→ **JOB**: Copy every line of the listing that holds the string "this".

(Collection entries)
-=-=-=-=-

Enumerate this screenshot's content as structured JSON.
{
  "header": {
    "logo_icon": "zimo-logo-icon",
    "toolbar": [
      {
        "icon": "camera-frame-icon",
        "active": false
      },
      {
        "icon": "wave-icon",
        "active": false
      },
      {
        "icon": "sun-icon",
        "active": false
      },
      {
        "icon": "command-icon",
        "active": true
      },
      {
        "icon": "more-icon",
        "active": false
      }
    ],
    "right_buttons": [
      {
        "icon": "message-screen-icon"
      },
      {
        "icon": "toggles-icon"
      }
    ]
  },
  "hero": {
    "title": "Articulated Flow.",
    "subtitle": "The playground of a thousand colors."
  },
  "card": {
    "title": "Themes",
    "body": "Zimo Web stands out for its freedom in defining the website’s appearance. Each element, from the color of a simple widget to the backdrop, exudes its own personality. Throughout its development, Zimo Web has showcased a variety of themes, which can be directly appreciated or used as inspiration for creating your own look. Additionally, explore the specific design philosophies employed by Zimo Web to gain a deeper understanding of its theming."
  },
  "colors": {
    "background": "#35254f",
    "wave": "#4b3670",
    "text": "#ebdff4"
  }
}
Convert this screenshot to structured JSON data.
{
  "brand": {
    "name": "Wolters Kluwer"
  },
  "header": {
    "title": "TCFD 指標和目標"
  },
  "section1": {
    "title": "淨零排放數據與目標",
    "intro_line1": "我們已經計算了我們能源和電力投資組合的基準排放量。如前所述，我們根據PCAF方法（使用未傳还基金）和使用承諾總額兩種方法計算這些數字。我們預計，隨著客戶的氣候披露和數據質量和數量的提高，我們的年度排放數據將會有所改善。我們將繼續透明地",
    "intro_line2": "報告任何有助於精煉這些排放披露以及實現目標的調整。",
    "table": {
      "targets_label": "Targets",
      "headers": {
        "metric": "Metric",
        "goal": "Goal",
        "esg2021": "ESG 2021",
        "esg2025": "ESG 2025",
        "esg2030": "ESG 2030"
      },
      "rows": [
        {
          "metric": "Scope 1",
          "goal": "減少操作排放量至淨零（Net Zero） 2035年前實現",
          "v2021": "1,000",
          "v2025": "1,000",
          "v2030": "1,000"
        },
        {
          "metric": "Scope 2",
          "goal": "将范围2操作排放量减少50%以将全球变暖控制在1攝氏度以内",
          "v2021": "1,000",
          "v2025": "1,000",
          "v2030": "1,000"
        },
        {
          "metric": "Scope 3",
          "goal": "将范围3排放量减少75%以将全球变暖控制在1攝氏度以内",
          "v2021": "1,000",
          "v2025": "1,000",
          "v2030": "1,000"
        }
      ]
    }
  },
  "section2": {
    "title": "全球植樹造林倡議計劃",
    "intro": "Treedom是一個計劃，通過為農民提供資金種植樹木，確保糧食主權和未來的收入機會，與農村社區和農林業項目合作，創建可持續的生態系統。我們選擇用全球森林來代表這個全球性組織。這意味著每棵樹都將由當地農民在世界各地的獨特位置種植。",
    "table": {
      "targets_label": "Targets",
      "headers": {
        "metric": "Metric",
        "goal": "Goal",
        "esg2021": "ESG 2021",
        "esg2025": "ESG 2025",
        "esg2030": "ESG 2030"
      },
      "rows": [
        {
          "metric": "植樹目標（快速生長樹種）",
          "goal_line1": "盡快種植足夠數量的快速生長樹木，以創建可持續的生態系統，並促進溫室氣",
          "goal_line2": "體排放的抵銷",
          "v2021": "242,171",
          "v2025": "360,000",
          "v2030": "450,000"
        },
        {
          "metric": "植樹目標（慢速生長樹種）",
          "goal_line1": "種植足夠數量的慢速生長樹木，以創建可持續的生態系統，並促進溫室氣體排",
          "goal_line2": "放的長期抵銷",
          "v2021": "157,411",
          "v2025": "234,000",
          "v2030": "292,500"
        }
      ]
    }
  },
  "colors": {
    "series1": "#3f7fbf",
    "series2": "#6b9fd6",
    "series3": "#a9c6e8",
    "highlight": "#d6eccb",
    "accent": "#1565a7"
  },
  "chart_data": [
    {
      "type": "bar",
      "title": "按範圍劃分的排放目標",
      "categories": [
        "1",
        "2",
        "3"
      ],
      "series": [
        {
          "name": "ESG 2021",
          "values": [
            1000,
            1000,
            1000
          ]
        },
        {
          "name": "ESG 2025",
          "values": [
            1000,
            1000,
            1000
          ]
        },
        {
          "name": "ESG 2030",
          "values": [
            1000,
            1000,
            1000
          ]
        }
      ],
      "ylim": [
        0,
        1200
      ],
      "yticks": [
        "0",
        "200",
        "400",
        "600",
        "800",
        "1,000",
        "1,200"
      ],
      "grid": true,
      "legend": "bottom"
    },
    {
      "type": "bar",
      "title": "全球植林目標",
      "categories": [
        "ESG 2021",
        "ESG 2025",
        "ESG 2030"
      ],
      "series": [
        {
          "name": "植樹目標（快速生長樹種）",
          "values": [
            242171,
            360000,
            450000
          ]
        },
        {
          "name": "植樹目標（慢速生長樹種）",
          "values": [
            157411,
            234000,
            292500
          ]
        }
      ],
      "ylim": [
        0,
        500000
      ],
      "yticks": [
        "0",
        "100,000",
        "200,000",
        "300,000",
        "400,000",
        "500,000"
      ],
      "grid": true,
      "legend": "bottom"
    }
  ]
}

-=-=-=-=-

→ **EXERCISE RESULT**:
Enumerate this screenshot's content as structured JSON.
Convert this screenshot to structured JSON data.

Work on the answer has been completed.